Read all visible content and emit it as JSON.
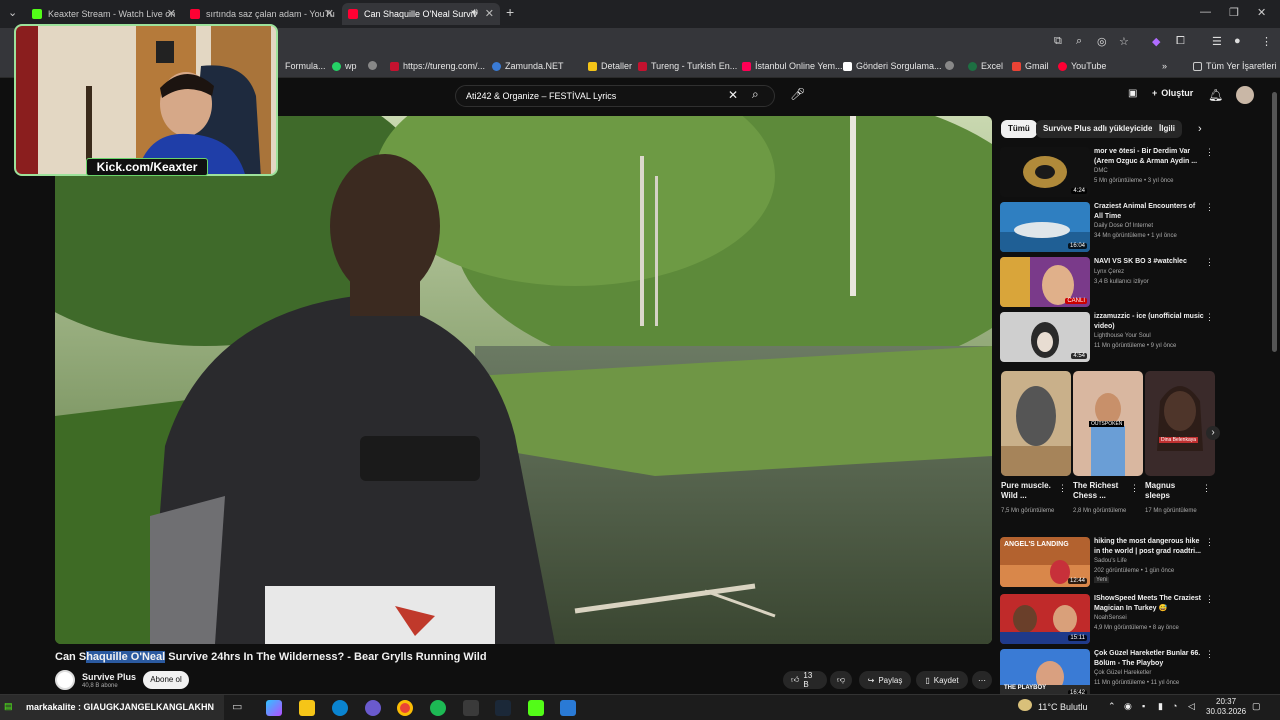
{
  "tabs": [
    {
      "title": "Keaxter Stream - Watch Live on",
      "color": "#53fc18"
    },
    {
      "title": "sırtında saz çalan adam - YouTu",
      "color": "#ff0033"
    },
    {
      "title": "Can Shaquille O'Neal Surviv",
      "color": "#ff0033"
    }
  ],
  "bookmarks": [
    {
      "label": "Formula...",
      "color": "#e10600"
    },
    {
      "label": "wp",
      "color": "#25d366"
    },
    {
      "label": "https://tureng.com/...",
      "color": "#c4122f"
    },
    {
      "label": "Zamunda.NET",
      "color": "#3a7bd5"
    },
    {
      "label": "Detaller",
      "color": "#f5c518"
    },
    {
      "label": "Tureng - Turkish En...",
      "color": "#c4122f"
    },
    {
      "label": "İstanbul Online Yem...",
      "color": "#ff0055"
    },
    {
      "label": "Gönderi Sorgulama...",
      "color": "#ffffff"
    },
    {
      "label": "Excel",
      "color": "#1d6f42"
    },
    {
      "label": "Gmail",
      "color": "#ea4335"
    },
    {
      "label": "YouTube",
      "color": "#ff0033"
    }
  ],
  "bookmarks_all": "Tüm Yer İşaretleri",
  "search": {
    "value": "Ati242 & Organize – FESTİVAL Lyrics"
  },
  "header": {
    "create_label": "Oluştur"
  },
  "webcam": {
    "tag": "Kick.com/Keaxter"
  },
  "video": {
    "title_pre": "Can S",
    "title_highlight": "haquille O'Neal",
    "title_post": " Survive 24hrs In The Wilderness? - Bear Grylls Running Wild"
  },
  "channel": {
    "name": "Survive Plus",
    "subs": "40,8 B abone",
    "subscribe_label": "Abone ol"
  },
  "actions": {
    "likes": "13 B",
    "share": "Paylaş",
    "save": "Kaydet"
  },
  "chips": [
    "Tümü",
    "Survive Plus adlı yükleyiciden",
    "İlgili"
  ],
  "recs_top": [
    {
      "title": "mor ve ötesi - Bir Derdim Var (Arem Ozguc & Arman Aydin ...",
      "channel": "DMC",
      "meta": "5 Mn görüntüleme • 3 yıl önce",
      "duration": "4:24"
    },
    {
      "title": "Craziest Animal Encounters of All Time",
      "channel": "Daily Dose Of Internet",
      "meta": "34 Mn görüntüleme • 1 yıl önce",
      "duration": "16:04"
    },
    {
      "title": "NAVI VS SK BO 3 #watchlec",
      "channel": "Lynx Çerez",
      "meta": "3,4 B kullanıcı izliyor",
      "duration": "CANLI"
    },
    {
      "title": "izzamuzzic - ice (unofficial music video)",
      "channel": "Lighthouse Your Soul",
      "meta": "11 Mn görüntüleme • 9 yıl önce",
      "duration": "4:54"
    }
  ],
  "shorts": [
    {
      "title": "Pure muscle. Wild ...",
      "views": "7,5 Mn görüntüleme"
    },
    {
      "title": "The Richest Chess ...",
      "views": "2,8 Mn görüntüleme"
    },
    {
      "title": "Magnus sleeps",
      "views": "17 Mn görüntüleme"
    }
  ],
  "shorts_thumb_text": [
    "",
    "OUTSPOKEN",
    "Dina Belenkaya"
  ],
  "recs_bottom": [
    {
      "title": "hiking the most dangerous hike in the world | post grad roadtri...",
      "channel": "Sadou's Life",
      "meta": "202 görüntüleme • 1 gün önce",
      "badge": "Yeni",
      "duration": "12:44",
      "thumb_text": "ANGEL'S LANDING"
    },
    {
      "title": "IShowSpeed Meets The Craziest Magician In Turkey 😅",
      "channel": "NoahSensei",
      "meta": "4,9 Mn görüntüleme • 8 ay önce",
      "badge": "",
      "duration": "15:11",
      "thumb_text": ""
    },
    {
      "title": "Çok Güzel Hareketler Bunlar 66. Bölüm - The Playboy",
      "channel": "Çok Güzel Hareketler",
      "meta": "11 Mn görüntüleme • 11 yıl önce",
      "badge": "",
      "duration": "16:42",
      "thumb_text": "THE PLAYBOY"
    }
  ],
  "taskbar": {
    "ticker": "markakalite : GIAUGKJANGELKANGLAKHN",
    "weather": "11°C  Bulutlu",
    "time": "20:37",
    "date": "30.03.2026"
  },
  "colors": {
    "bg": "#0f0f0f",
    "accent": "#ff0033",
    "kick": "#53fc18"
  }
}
= = = = =
Requirement: Set the listing down in full and exactly. Pictures within it should not appear in the copy.

Solution for this problem:
Read all visible content and emit it as JSON.
{
  "tabs": [
    {
      "title": "Keaxter Stream - Watch Live on",
      "color": "#53fc18"
    },
    {
      "title": "sırtında saz çalan adam - YouTu",
      "color": "#ff0033"
    },
    {
      "title": "Can Shaquille O'Neal Surviv",
      "color": "#ff0033"
    }
  ],
  "bookmarks": [
    {
      "label": "Formula...",
      "color": "#e10600"
    },
    {
      "label": "wp",
      "color": "#25d366"
    },
    {
      "label": "https://tureng.com/...",
      "color": "#c4122f"
    },
    {
      "label": "Zamunda.NET",
      "color": "#3a7bd5"
    },
    {
      "label": "Detaller",
      "color": "#f5c518"
    },
    {
      "label": "Tureng - Turkish En...",
      "color": "#c4122f"
    },
    {
      "label": "İstanbul Online Yem...",
      "color": "#ff0055"
    },
    {
      "label": "Gönderi Sorgulama...",
      "color": "#ffffff"
    },
    {
      "label": "Excel",
      "color": "#1d6f42"
    },
    {
      "label": "Gmail",
      "color": "#ea4335"
    },
    {
      "label": "YouTube",
      "color": "#ff0033"
    }
  ],
  "bookmarks_all": "Tüm Yer İşaretleri",
  "search": {
    "value": "Ati242 & Organize – FESTİVAL Lyrics"
  },
  "header": {
    "create_label": "Oluştur"
  },
  "webcam": {
    "tag": "Kick.com/Keaxter"
  },
  "video": {
    "title_pre": "Can S",
    "title_highlight": "haquille O'Neal",
    "title_post": " Survive 24hrs In The Wilderness? - Bear Grylls Running Wild"
  },
  "channel": {
    "name": "Survive Plus",
    "subs": "40,8 B abone",
    "subscribe_label": "Abone ol"
  },
  "actions": {
    "likes": "13 B",
    "share": "Paylaş",
    "save": "Kaydet"
  },
  "chips": [
    "Tümü",
    "Survive Plus adlı yükleyiciden",
    "İlgili"
  ],
  "recs_top": [
    {
      "title": "mor ve ötesi - Bir Derdim Var (Arem Ozguc & Arman Aydin ...",
      "channel": "DMC",
      "meta": "5 Mn görüntüleme • 3 yıl önce",
      "duration": "4:24"
    },
    {
      "title": "Craziest Animal Encounters of All Time",
      "channel": "Daily Dose Of Internet",
      "meta": "34 Mn görüntüleme • 1 yıl önce",
      "duration": "16:04"
    },
    {
      "title": "NAVI VS SK BO 3 #watchlec",
      "channel": "Lynx Çerez",
      "meta": "3,4 B kullanıcı izliyor",
      "duration": "CANLI"
    },
    {
      "title": "izzamuzzic - ice (unofficial music video)",
      "channel": "Lighthouse Your Soul",
      "meta": "11 Mn görüntüleme • 9 yıl önce",
      "duration": "4:54"
    }
  ],
  "shorts": [
    {
      "title": "Pure muscle. Wild ...",
      "views": "7,5 Mn görüntüleme"
    },
    {
      "title": "The Richest Chess ...",
      "views": "2,8 Mn görüntüleme"
    },
    {
      "title": "Magnus sleeps",
      "views": "17 Mn görüntüleme"
    }
  ],
  "shorts_thumb_text": [
    "",
    "OUTSPOKEN",
    "Dina Belenkaya"
  ],
  "recs_bottom": [
    {
      "title": "hiking the most dangerous hike in the world | post grad roadtri...",
      "channel": "Sadou's Life",
      "meta": "202 görüntüleme • 1 gün önce",
      "badge": "Yeni",
      "duration": "12:44",
      "thumb_text": "ANGEL'S LANDING"
    },
    {
      "title": "IShowSpeed Meets The Craziest Magician In Turkey 😅",
      "channel": "NoahSensei",
      "meta": "4,9 Mn görüntüleme • 8 ay önce",
      "badge": "",
      "duration": "15:11",
      "thumb_text": ""
    },
    {
      "title": "Çok Güzel Hareketler Bunlar 66. Bölüm - The Playboy",
      "channel": "Çok Güzel Hareketler",
      "meta": "11 Mn görüntüleme • 11 yıl önce",
      "badge": "",
      "duration": "16:42",
      "thumb_text": "THE PLAYBOY"
    }
  ],
  "taskbar": {
    "ticker": "markakalite : GIAUGKJANGELKANGLAKHN",
    "weather": "11°C  Bulutlu",
    "time": "20:37",
    "date": "30.03.2026"
  },
  "colors": {
    "bg": "#0f0f0f",
    "accent": "#ff0033",
    "kick": "#53fc18"
  }
}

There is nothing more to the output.